_EXERCISE OBJECTIVE_: Output the full listing below exactly, without the pictures.

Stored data
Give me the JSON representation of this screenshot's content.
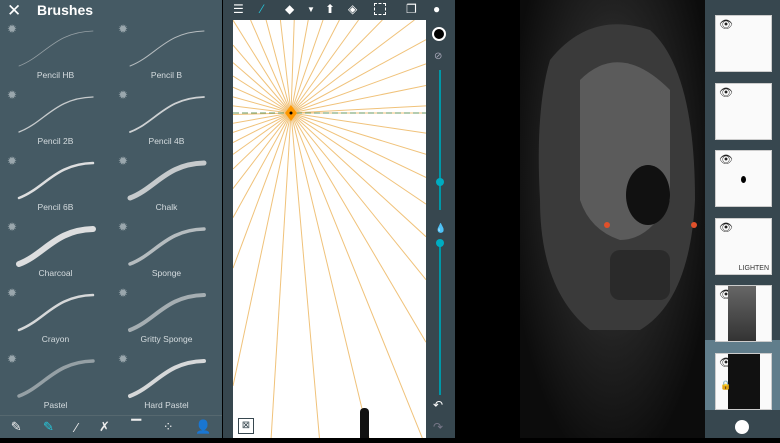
{
  "brushes_panel": {
    "title": "Brushes",
    "close_icon": "close-icon",
    "brushes": [
      {
        "label": "Pencil HB",
        "w": 0.8,
        "o": 0.5
      },
      {
        "label": "Pencil B",
        "w": 1,
        "o": 0.7
      },
      {
        "label": "Pencil 2B",
        "w": 1.3,
        "o": 0.8
      },
      {
        "label": "Pencil 4B",
        "w": 1.8,
        "o": 0.85
      },
      {
        "label": "Pencil 6B",
        "w": 2.5,
        "o": 0.95
      },
      {
        "label": "Chalk",
        "w": 5,
        "o": 0.8
      },
      {
        "label": "Charcoal",
        "w": 6,
        "o": 0.95
      },
      {
        "label": "Sponge",
        "w": 3.5,
        "o": 0.7
      },
      {
        "label": "Crayon",
        "w": 2.5,
        "o": 0.9
      },
      {
        "label": "Gritty Sponge",
        "w": 4,
        "o": 0.6
      },
      {
        "label": "Pastel",
        "w": 3.5,
        "o": 0.5
      },
      {
        "label": "Hard Pastel",
        "w": 4,
        "o": 0.9
      }
    ],
    "tool_icons": [
      "pencil-icon",
      "brush-active-icon",
      "paintbrush-icon",
      "spray-icon",
      "roller-icon",
      "blend-icon",
      "person-icon"
    ]
  },
  "toolbar": {
    "icons": [
      "menu-icon",
      "brush-icon",
      "eraser-icon",
      "dropdown-icon",
      "smudge-icon",
      "fill-icon",
      "selection-icon",
      "layers-icon"
    ]
  },
  "side_tools": {
    "size_value": 0.8,
    "opacity_value": 0.02
  },
  "layers": [
    {
      "name": ""
    },
    {
      "name": ""
    },
    {
      "name": ""
    },
    {
      "name": "",
      "blend": "LIGHTEN"
    },
    {
      "name": ""
    },
    {
      "name": "",
      "locked": true
    }
  ],
  "accent": "#00acc1"
}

_RESULT FOR THIS EXERCISE_:
Give me the JSON representation of this screenshot's content.
{
  "brushes_panel": {
    "title": "Brushes",
    "close_icon": "close-icon",
    "brushes": [
      {
        "label": "Pencil HB",
        "w": 0.8,
        "o": 0.5
      },
      {
        "label": "Pencil B",
        "w": 1,
        "o": 0.7
      },
      {
        "label": "Pencil 2B",
        "w": 1.3,
        "o": 0.8
      },
      {
        "label": "Pencil 4B",
        "w": 1.8,
        "o": 0.85
      },
      {
        "label": "Pencil 6B",
        "w": 2.5,
        "o": 0.95
      },
      {
        "label": "Chalk",
        "w": 5,
        "o": 0.8
      },
      {
        "label": "Charcoal",
        "w": 6,
        "o": 0.95
      },
      {
        "label": "Sponge",
        "w": 3.5,
        "o": 0.7
      },
      {
        "label": "Crayon",
        "w": 2.5,
        "o": 0.9
      },
      {
        "label": "Gritty Sponge",
        "w": 4,
        "o": 0.6
      },
      {
        "label": "Pastel",
        "w": 3.5,
        "o": 0.5
      },
      {
        "label": "Hard Pastel",
        "w": 4,
        "o": 0.9
      }
    ],
    "tool_icons": [
      "pencil-icon",
      "brush-active-icon",
      "paintbrush-icon",
      "spray-icon",
      "roller-icon",
      "blend-icon",
      "person-icon"
    ]
  },
  "toolbar": {
    "icons": [
      "menu-icon",
      "brush-icon",
      "eraser-icon",
      "dropdown-icon",
      "smudge-icon",
      "fill-icon",
      "selection-icon",
      "layers-icon"
    ]
  },
  "side_tools": {
    "size_value": 0.8,
    "opacity_value": 0.02
  },
  "layers": [
    {
      "name": ""
    },
    {
      "name": ""
    },
    {
      "name": ""
    },
    {
      "name": "",
      "blend": "LIGHTEN"
    },
    {
      "name": ""
    },
    {
      "name": "",
      "locked": true
    }
  ],
  "accent": "#00acc1"
}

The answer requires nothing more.